> **PROBLEM**
Wherever a line holds the string "these", copy that line.

> **TASK INPUT**
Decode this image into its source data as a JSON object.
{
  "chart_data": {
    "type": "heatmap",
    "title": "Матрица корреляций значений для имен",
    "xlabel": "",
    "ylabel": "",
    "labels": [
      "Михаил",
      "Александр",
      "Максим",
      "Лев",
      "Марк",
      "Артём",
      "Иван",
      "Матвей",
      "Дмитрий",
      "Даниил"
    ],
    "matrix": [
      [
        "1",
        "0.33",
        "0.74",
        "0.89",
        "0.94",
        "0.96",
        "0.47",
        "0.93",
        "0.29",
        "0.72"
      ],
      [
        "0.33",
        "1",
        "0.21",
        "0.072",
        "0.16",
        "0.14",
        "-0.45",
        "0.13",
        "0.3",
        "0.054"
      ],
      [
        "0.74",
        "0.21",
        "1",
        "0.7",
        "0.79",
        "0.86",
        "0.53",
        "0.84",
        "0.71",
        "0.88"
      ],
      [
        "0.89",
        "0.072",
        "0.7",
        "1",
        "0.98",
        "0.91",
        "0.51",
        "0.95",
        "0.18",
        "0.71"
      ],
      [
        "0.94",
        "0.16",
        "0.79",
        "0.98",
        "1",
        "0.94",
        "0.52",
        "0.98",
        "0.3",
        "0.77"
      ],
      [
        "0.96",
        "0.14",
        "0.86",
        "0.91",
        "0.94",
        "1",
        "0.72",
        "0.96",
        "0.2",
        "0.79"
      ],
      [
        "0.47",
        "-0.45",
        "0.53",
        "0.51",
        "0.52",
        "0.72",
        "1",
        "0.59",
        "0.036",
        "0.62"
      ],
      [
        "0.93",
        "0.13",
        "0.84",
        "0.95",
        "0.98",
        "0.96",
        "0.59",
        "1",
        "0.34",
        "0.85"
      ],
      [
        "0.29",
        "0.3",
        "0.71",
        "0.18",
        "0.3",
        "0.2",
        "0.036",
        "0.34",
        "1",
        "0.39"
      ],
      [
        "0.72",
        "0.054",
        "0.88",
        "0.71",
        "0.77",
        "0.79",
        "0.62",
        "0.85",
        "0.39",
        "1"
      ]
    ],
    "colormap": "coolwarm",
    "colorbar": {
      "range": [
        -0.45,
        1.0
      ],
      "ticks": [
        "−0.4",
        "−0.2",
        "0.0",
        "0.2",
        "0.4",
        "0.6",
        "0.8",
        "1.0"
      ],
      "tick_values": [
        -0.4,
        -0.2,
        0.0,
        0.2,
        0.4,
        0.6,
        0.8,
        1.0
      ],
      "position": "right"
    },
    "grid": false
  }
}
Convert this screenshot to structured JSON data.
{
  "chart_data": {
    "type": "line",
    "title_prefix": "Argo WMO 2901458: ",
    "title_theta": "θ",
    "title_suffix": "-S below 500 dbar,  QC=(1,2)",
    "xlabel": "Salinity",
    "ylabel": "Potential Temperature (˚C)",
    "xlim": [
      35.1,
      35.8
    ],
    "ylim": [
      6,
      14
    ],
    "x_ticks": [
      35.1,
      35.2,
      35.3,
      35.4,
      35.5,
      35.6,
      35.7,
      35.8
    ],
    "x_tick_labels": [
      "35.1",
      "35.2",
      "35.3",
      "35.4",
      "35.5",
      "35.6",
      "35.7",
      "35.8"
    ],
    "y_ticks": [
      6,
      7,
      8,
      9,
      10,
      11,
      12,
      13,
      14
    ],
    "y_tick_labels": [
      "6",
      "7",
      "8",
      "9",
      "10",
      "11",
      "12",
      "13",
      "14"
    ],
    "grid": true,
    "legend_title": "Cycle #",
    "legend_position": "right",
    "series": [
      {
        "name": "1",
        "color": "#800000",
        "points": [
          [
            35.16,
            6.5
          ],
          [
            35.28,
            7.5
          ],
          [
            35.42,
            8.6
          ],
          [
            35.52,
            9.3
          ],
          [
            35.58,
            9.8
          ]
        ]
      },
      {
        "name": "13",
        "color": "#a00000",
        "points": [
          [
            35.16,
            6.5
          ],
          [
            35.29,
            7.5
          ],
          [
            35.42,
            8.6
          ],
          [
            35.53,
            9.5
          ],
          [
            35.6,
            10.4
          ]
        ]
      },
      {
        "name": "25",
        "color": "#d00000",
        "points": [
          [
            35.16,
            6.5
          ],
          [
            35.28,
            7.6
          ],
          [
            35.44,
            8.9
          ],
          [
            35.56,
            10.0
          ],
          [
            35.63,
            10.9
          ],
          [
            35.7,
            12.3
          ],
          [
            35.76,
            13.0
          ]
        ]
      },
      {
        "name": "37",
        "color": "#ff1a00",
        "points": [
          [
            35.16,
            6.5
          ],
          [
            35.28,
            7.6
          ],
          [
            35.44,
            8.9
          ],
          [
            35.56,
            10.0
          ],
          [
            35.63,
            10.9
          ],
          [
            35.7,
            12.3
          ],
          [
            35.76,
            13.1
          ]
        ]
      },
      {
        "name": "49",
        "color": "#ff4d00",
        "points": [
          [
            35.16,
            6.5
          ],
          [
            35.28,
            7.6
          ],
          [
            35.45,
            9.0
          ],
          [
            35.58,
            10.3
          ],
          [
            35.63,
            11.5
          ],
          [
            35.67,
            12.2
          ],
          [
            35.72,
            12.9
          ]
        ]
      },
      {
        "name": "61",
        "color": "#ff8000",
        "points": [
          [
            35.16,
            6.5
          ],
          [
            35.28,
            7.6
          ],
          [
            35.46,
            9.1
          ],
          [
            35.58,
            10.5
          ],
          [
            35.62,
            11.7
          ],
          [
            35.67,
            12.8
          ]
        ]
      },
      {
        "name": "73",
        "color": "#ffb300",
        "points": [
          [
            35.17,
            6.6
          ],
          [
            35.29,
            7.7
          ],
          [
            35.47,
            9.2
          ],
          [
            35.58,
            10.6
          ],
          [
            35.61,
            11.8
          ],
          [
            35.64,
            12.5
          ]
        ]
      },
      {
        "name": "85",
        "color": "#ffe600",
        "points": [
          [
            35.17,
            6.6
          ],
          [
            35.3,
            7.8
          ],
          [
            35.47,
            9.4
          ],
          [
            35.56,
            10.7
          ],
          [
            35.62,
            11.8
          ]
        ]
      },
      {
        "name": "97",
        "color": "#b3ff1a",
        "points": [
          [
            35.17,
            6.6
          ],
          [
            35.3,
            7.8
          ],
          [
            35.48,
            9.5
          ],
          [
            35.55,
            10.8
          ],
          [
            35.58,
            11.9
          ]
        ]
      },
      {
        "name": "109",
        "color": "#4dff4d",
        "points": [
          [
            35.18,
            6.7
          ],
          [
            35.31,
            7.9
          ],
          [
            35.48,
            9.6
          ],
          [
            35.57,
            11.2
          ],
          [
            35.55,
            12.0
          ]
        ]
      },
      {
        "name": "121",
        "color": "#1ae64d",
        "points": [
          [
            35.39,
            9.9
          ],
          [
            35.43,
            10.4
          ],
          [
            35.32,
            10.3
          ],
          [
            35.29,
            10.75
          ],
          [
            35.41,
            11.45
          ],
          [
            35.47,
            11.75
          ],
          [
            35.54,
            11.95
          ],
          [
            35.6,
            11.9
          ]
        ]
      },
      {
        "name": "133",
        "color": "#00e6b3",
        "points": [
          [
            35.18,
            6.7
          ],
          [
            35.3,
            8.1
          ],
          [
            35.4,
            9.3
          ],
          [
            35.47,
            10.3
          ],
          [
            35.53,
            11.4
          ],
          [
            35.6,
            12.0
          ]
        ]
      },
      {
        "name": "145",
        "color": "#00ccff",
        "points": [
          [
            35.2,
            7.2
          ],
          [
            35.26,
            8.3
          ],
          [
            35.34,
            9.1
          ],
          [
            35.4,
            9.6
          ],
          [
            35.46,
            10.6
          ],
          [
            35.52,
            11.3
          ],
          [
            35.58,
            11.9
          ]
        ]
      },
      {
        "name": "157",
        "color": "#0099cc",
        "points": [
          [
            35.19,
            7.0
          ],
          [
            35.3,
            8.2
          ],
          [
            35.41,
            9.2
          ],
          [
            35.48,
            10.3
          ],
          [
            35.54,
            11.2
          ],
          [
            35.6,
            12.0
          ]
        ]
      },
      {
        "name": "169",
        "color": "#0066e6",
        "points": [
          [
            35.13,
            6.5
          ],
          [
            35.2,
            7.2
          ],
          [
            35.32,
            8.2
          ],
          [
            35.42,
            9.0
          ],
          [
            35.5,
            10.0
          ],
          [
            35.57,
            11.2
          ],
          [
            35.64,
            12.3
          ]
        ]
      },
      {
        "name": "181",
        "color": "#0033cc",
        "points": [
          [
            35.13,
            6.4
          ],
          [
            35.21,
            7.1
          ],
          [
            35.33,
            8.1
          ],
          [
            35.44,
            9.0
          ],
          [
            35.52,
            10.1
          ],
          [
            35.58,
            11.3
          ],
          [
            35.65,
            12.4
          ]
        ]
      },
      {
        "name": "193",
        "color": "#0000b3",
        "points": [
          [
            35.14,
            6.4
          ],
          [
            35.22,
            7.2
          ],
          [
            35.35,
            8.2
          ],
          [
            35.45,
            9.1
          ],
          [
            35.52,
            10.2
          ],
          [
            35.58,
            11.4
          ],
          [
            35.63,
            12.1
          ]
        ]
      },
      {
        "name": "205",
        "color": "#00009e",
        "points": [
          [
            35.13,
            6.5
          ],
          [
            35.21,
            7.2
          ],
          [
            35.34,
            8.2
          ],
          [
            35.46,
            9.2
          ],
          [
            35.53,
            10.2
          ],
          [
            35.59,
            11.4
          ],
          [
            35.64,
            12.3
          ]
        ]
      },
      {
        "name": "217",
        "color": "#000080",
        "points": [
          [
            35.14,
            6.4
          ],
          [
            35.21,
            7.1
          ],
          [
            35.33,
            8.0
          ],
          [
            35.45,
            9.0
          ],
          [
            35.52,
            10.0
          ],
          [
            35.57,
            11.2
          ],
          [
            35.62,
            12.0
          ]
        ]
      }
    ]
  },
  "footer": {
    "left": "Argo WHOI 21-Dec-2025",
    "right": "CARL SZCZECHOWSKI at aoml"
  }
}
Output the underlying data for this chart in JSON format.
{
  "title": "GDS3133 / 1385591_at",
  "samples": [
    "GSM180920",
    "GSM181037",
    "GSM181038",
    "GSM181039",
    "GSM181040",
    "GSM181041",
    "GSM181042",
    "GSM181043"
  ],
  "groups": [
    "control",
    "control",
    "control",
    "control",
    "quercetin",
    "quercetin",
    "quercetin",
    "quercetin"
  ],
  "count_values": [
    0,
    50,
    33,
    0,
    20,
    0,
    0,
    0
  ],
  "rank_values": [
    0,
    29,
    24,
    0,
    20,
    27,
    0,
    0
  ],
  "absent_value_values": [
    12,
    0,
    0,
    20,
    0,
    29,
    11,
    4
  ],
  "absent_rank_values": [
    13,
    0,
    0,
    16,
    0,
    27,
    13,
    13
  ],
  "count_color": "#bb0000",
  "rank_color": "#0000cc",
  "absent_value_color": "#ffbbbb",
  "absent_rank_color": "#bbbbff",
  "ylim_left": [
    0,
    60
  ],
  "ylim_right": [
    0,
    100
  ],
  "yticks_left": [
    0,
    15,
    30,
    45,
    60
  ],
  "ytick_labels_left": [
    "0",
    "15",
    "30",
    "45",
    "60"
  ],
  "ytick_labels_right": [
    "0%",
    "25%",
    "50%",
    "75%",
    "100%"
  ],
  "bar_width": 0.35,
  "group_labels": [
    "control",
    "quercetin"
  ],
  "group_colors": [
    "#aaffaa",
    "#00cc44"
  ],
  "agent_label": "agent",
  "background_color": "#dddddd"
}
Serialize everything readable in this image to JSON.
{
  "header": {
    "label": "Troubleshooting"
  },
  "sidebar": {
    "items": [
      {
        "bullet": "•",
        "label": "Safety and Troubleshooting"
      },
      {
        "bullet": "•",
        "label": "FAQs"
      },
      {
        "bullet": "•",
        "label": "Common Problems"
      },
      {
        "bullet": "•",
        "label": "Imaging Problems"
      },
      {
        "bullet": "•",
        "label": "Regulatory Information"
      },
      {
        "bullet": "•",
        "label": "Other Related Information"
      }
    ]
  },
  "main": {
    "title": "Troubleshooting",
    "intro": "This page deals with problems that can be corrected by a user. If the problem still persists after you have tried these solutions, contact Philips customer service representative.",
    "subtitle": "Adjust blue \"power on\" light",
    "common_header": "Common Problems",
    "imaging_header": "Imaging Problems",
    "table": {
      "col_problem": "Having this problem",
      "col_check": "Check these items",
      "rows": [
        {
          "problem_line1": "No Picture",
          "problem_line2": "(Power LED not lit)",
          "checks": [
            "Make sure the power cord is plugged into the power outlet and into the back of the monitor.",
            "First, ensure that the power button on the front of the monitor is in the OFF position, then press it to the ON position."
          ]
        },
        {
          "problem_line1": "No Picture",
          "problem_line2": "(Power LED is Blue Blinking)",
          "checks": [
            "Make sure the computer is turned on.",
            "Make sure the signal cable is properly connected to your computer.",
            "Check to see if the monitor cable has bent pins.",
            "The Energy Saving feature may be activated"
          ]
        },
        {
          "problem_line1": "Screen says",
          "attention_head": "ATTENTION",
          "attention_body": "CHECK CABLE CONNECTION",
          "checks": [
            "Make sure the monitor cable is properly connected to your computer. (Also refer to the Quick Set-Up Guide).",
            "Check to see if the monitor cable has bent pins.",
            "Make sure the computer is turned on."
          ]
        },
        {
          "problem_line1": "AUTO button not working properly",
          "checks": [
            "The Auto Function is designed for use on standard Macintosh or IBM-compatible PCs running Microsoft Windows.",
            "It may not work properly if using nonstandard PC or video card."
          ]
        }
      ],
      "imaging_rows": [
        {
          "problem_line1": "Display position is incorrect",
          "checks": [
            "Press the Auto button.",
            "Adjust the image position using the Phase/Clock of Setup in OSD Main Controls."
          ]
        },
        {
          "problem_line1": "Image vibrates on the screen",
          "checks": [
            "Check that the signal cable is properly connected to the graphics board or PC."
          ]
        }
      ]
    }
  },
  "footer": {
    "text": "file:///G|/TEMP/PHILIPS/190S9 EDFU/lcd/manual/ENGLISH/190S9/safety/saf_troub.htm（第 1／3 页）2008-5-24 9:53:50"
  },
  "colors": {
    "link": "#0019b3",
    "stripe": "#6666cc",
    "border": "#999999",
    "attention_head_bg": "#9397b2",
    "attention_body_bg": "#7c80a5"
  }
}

> **TASK RESULT**
    "intro": "This page deals with problems that can be corrected by a user. If the problem still persists after you have tried these solutions, contact Philips customer service representative.",
      "col_check": "Check these items",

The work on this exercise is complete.